━━━━━ Text provided ━━━━━

Thursday, November 14, 2013

"Working" at work.

And now, more emails from work! Sara recently recorded a song she kind of sort of helped write with a friend from college (Sara: to answer your question...yes. I am a rock star. I'm accepting applications for groupies. No fat chicks). When he sent her the initial recording on his Soundcloud account, which includes a picture of him, she shared it with the family.

Sara: Look! It's me singing!
Dad: Wow!...who is the dude in the picture? I think I'm in love. Seriously...
Lindsay: Yah, the guy is a biscuit! Date him!
Sara: Uh, he's been in a happy loving relationship with his current girlfriend whom he lives with for a long time now so...that ain't happening.
Dad: What a wimp you need to be more like Tricia Yearwood the home wrecker...
Lindsay: HAHAHA

It's good for fathers to encourage their daughters to home wreck, right?* No? Oh well...have some more emails!
* Like Dad said, it worked out for that tart, Trisha Yearwood. Married to Garth Brooks (I'm not convinced that's a good thing…) and Paula Dean made her her bitch protege'. 

An email Sara sent to Lindsay. Just this. No prior conversation or context. Obviously she was really slammed at work that day.

━━━━━

■ Problem statement
In the family email post, on what platform did Sara's college friend share the initial recording of the song? Rely on nothing but the family email post.

━━━━━ Information ━━━━━

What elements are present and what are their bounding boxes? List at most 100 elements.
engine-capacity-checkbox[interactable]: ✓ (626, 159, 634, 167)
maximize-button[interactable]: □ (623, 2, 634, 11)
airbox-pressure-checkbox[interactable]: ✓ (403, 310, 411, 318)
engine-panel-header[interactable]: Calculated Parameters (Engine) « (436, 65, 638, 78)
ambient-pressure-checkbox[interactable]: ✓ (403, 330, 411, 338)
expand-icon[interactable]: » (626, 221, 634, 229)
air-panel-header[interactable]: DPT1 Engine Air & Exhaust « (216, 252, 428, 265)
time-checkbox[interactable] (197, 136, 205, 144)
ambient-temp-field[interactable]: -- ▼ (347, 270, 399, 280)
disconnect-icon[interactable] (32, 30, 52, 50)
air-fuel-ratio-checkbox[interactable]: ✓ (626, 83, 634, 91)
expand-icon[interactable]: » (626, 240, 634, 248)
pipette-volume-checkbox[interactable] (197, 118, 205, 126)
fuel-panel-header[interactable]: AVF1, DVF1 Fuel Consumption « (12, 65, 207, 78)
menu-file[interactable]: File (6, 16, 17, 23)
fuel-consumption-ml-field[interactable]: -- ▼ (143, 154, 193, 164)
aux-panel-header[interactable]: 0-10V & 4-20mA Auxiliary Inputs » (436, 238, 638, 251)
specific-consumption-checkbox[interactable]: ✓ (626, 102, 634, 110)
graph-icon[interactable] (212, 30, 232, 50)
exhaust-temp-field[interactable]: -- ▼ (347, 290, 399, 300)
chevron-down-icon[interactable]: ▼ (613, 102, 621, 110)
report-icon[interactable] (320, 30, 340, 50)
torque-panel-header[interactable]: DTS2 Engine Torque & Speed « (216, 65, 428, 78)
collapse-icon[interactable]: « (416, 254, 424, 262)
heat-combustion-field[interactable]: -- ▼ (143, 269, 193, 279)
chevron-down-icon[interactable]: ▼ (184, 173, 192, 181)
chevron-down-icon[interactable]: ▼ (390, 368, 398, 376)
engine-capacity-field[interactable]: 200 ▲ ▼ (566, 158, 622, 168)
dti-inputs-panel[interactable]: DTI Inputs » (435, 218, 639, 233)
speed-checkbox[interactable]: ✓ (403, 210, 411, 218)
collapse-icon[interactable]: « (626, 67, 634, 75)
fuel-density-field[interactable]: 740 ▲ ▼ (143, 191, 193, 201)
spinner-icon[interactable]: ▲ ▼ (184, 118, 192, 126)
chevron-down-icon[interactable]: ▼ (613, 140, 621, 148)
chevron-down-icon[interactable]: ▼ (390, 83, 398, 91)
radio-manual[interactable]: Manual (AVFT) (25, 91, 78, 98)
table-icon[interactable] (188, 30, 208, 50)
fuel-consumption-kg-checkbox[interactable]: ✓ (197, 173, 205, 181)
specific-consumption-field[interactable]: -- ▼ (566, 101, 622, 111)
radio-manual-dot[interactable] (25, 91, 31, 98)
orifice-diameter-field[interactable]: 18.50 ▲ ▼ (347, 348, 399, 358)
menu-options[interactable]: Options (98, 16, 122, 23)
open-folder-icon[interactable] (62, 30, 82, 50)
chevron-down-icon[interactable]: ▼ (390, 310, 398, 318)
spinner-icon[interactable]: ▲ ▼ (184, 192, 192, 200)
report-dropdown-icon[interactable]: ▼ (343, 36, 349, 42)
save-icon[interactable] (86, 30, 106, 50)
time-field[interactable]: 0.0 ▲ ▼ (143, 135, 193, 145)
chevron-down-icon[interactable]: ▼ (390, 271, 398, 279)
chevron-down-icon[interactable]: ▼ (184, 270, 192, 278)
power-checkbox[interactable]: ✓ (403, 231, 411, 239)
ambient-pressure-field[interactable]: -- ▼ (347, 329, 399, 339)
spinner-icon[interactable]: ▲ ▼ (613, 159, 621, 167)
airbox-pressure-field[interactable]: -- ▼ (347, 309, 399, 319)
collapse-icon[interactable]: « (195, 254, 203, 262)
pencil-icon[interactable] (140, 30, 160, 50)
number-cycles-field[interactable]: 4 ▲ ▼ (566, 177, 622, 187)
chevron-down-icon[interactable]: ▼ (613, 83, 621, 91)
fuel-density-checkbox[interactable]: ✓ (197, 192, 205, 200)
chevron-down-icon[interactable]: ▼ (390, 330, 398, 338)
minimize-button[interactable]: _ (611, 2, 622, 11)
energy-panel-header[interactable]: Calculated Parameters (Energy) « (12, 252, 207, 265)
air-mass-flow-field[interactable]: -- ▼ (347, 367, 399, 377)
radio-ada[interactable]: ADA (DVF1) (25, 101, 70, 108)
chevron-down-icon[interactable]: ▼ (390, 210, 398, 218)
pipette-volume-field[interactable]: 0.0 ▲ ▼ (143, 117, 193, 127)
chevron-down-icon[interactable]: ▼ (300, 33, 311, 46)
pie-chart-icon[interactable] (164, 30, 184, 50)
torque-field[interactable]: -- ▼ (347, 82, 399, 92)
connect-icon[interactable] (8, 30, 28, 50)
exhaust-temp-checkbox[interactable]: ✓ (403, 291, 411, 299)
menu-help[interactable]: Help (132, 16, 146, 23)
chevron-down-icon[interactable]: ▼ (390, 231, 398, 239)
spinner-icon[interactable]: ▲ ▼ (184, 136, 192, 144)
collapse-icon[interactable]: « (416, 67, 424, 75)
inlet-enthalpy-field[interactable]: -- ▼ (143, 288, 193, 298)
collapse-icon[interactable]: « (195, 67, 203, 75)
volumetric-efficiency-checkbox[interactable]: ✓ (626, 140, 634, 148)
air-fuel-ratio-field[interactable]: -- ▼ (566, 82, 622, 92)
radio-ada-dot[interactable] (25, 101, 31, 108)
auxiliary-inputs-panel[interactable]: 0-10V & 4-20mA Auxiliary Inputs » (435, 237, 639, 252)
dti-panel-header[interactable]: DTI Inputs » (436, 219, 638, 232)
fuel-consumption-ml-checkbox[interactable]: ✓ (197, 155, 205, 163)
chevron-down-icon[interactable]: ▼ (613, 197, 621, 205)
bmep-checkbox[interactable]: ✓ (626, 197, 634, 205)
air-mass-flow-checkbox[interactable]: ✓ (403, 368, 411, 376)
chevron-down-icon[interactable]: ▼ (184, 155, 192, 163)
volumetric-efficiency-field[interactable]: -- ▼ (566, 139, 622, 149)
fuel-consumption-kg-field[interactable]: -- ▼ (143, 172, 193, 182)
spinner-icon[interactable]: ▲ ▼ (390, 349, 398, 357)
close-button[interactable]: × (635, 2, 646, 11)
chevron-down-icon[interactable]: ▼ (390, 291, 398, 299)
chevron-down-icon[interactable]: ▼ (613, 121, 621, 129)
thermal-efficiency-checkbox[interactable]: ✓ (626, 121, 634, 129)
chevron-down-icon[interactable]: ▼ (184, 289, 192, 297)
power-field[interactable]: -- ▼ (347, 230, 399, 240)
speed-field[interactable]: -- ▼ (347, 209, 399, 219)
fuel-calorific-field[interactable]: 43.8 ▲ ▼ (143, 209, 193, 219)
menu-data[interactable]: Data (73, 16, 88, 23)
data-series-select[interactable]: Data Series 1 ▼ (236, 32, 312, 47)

━━━━━

■ Exercise answer
On his Soundcloud account.